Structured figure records

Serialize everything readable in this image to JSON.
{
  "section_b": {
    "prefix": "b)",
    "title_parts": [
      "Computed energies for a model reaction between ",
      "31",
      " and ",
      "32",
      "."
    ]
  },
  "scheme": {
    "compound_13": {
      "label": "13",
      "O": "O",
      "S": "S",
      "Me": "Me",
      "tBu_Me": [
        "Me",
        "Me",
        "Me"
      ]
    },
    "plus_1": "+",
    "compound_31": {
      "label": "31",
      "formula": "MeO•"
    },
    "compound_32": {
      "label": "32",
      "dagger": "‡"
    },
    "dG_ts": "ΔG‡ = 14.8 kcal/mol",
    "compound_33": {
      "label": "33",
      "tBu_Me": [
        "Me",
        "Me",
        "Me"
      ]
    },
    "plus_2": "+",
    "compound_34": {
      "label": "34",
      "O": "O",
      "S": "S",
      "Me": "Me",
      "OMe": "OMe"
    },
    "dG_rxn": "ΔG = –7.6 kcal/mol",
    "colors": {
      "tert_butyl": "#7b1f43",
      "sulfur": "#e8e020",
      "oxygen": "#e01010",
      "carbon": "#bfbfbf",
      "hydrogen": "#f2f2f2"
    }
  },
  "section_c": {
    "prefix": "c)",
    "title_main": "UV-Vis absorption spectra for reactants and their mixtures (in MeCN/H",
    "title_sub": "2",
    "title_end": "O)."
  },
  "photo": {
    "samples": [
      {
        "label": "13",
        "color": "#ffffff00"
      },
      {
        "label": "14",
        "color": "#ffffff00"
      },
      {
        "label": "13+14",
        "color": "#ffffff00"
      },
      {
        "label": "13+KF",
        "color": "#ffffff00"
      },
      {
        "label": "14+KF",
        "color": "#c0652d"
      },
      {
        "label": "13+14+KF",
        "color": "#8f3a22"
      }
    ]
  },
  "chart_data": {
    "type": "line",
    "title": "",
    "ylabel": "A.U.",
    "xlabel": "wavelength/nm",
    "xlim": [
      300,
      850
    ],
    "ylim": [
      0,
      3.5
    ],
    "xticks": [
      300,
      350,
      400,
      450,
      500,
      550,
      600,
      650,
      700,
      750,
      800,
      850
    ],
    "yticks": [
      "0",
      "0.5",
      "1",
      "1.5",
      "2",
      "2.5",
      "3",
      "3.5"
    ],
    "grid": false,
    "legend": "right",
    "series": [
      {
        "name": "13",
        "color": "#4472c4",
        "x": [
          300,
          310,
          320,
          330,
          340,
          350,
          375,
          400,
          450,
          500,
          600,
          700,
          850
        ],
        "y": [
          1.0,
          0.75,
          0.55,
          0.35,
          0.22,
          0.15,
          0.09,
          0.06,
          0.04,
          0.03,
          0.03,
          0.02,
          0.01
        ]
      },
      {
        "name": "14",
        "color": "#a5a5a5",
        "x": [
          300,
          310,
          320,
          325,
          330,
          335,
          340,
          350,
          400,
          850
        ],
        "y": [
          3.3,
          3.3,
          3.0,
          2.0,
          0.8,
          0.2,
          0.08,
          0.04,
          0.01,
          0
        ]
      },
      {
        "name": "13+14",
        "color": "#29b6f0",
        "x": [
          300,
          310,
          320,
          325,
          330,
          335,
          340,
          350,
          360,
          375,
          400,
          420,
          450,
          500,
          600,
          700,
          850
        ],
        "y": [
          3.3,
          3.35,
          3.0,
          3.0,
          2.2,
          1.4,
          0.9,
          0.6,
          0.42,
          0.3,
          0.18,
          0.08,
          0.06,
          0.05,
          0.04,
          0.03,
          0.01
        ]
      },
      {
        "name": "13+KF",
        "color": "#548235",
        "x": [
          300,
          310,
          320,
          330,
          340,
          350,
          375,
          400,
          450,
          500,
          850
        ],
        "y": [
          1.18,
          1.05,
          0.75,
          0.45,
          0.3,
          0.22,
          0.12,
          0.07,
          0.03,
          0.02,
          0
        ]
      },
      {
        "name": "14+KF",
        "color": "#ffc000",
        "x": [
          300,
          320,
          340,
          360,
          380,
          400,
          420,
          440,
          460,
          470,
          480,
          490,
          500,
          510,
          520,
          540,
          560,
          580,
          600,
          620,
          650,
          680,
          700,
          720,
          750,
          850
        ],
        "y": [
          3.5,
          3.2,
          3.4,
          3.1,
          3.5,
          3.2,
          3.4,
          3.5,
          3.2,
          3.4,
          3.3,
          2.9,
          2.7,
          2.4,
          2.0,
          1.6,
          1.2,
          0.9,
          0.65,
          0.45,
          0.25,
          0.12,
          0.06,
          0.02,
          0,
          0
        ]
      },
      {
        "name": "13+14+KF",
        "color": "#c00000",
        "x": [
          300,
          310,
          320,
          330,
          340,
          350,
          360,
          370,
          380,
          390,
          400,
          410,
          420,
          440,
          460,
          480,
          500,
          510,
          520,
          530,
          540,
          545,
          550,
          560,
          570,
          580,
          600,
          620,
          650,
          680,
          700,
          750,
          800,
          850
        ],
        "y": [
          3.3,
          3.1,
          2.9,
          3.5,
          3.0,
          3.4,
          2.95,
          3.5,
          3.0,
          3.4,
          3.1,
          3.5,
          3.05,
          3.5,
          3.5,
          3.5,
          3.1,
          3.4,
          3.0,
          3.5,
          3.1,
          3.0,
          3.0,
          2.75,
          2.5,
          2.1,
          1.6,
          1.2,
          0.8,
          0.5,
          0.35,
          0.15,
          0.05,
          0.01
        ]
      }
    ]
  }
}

- The problem: Count how many lines of the data include the word "kcal". Your reply should be that number alone.

- Result of this exercise: 2